== PROBLEM STATEMENT ==
Count every line below that contains "folder", then state the total with no other output.

** START **

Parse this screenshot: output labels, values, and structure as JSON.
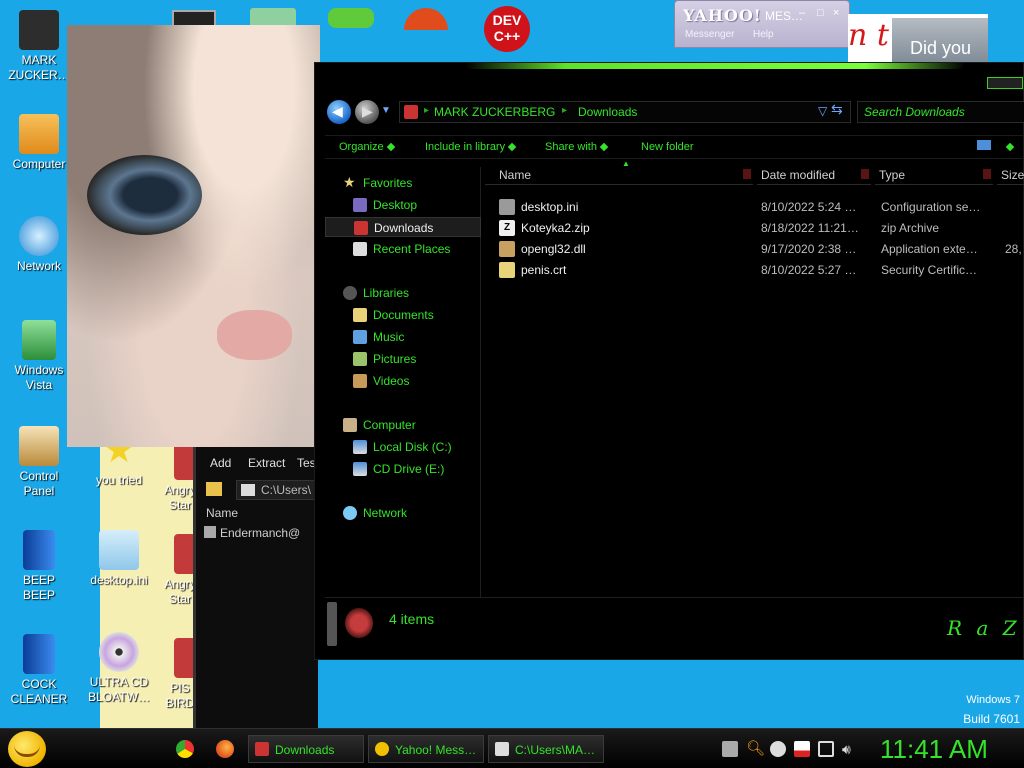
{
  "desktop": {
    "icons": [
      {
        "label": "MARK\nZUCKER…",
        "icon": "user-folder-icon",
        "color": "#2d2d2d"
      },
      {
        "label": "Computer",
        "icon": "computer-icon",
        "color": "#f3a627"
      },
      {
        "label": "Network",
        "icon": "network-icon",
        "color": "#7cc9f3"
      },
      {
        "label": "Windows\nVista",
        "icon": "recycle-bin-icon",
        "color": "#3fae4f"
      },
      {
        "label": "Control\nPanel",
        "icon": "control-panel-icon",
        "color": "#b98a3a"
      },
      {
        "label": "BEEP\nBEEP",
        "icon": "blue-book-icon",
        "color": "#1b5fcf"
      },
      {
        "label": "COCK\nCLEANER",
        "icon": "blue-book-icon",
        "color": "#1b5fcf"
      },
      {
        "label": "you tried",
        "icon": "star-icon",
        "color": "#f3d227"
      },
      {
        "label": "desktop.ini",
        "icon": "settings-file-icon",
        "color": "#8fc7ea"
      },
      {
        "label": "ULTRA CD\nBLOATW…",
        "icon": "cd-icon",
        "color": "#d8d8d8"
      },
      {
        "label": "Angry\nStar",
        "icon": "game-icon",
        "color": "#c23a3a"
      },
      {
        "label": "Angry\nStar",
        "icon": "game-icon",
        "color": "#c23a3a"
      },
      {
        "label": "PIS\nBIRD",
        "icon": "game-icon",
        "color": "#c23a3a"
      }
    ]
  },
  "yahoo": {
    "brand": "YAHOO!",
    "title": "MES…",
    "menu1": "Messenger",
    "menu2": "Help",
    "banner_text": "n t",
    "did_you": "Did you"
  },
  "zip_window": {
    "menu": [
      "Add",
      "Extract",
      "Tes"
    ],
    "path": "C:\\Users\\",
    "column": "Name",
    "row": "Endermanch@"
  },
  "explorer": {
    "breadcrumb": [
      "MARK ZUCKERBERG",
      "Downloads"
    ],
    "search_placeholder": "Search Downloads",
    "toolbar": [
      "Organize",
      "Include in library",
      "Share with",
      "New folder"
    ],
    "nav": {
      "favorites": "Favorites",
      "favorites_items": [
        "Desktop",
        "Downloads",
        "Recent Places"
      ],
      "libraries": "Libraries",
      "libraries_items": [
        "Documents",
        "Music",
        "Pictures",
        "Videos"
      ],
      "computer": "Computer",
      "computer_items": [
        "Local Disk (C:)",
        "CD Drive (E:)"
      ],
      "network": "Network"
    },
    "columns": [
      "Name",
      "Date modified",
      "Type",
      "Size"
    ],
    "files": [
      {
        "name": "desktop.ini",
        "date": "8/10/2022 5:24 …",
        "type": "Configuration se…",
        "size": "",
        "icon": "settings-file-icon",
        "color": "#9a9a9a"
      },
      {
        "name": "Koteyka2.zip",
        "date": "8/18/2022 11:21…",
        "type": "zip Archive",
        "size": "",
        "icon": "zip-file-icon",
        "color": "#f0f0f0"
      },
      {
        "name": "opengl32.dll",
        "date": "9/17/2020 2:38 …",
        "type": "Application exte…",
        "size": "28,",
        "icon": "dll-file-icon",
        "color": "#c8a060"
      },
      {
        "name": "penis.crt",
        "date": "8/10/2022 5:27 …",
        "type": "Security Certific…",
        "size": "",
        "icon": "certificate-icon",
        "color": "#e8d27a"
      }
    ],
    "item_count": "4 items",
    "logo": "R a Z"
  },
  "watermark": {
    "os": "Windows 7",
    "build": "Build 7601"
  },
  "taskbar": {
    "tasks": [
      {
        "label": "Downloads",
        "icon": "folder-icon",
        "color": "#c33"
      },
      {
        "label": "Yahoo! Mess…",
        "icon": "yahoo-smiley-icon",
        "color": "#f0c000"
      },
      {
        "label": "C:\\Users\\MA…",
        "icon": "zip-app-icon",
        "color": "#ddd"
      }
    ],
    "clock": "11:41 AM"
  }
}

** END **

== EXERCISE RESPONSE ==
3